Task brief: Report how many lines of the listing below include the word "crisp". Give nothing but the number.

Records provided:
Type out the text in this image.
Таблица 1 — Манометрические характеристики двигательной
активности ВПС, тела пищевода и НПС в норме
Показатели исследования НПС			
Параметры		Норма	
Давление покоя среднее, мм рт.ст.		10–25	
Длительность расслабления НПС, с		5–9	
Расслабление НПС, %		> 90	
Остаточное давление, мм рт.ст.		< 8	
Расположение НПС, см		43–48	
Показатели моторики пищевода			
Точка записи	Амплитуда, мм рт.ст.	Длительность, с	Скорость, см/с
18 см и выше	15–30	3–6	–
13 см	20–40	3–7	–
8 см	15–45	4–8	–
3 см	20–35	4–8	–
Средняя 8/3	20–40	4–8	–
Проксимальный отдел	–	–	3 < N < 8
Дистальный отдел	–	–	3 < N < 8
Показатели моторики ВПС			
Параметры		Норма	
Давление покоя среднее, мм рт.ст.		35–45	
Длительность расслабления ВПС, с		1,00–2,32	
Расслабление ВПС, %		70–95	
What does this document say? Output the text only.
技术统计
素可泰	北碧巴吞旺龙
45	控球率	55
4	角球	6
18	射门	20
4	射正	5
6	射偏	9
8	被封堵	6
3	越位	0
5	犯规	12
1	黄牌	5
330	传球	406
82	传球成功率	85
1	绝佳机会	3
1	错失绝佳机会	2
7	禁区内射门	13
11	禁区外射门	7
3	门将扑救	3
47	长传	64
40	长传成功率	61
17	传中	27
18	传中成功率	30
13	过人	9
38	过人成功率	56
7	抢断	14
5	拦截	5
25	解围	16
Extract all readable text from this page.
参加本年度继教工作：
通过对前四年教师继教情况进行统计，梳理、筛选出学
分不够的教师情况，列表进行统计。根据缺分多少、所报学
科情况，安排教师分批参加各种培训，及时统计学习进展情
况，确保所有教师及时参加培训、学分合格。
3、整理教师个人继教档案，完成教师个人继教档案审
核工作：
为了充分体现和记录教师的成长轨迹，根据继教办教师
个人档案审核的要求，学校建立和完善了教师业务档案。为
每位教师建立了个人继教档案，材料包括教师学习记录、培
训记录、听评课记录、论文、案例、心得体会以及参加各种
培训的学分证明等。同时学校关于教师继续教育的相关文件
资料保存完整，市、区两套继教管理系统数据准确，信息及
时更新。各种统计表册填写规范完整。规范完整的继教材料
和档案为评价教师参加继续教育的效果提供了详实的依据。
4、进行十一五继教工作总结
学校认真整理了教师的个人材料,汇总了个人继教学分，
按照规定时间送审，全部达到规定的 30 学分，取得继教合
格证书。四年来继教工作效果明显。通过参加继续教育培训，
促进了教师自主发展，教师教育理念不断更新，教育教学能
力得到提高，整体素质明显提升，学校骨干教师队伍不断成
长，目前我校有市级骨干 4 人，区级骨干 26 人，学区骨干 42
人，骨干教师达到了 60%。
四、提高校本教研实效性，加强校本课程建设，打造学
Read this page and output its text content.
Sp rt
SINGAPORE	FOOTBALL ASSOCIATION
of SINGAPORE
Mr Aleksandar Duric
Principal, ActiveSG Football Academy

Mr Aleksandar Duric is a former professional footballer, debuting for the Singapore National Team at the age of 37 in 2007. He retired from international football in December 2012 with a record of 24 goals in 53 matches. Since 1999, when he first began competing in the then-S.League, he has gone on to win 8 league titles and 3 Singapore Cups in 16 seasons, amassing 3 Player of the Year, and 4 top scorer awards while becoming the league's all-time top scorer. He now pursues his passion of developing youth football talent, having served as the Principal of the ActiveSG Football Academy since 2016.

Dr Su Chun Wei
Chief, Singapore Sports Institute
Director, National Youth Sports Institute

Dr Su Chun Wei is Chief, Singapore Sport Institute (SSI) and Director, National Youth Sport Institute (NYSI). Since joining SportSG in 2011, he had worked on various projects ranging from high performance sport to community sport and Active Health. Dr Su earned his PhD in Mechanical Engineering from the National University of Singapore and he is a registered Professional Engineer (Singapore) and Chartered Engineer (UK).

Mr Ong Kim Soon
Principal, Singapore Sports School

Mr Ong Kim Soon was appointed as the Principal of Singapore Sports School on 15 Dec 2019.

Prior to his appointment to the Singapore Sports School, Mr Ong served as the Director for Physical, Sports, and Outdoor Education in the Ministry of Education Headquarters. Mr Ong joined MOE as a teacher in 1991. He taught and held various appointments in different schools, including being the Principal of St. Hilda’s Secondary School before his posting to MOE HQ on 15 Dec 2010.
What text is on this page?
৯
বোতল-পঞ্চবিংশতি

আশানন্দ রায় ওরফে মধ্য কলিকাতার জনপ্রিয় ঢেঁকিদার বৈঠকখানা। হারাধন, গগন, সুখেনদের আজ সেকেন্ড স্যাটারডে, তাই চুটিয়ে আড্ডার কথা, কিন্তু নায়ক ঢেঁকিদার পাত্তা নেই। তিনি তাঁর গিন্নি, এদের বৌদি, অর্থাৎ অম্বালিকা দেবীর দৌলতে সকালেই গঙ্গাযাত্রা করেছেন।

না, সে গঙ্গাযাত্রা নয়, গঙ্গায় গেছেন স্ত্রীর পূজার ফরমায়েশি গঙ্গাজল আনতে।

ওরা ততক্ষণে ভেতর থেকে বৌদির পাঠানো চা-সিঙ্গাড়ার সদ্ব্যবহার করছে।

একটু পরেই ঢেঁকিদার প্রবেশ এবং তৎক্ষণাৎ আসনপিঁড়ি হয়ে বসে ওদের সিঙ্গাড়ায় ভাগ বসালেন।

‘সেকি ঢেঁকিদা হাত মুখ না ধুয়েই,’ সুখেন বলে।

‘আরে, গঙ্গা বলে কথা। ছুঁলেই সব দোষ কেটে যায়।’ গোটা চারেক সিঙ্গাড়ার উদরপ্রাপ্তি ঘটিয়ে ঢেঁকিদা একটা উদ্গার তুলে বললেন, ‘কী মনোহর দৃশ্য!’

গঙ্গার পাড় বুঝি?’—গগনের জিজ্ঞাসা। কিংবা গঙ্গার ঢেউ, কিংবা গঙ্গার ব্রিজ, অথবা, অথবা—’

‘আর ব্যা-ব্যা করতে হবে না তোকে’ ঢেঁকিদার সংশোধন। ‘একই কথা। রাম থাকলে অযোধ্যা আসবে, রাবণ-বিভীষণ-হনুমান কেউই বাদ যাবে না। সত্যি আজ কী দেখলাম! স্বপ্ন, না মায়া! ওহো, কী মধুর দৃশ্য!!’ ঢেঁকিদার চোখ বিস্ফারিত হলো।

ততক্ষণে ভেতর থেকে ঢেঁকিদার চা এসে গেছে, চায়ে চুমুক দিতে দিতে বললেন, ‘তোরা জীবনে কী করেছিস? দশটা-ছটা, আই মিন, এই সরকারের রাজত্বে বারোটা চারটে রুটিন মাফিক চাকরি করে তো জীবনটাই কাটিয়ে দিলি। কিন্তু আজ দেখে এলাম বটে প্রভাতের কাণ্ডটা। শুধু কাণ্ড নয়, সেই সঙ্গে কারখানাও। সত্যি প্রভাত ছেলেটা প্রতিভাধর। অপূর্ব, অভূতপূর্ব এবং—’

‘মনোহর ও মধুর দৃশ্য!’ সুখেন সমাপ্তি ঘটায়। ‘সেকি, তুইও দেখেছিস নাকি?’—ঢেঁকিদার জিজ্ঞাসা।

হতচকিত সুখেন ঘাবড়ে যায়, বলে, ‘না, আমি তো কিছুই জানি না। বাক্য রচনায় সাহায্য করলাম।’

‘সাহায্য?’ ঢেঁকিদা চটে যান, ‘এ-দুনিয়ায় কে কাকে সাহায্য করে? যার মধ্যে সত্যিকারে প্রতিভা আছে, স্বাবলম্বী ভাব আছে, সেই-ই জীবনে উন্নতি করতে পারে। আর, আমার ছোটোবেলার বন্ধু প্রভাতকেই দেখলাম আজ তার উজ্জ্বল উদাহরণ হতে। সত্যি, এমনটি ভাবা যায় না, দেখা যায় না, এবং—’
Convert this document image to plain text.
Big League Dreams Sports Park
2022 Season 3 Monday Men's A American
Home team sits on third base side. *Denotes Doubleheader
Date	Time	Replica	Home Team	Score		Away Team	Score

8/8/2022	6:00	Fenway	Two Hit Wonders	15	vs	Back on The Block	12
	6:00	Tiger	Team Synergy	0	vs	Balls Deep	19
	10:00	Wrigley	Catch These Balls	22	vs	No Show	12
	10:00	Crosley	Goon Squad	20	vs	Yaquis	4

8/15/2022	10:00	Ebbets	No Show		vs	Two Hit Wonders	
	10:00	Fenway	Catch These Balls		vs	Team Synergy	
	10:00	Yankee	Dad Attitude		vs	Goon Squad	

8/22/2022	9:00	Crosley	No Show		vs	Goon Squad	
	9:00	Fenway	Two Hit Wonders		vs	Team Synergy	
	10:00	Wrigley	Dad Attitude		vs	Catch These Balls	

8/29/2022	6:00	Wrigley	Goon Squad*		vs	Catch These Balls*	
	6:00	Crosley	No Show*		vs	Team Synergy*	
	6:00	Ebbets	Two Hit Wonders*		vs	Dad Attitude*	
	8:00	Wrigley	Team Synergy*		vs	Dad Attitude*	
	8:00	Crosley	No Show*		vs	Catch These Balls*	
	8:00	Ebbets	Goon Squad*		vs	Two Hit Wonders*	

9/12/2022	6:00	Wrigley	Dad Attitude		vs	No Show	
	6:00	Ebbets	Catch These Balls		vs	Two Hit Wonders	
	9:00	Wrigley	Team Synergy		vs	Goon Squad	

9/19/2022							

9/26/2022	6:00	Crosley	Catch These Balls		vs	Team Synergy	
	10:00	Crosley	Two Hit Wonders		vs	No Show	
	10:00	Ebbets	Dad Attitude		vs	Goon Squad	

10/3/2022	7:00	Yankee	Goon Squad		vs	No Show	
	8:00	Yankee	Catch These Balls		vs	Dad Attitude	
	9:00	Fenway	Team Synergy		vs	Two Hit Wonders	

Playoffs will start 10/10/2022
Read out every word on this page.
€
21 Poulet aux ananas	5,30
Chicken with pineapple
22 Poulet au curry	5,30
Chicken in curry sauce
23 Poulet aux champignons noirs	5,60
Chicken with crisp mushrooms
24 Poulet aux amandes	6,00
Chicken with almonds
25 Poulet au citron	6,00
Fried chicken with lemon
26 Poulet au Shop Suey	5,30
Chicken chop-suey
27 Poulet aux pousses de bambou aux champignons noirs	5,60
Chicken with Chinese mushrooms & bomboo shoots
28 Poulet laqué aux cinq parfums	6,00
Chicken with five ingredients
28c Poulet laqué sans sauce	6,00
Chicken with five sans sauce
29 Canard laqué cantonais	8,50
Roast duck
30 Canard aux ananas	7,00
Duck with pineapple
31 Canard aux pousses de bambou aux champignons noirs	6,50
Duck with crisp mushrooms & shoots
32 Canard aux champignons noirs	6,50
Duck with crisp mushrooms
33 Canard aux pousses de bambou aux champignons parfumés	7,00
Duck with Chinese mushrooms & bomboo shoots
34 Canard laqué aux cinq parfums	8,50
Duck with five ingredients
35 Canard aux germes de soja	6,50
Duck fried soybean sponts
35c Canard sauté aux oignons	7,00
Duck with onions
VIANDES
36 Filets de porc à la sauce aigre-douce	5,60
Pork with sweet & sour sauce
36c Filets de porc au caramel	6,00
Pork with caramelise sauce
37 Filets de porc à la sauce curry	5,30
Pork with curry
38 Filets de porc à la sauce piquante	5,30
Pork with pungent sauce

Answer for this exercise: 3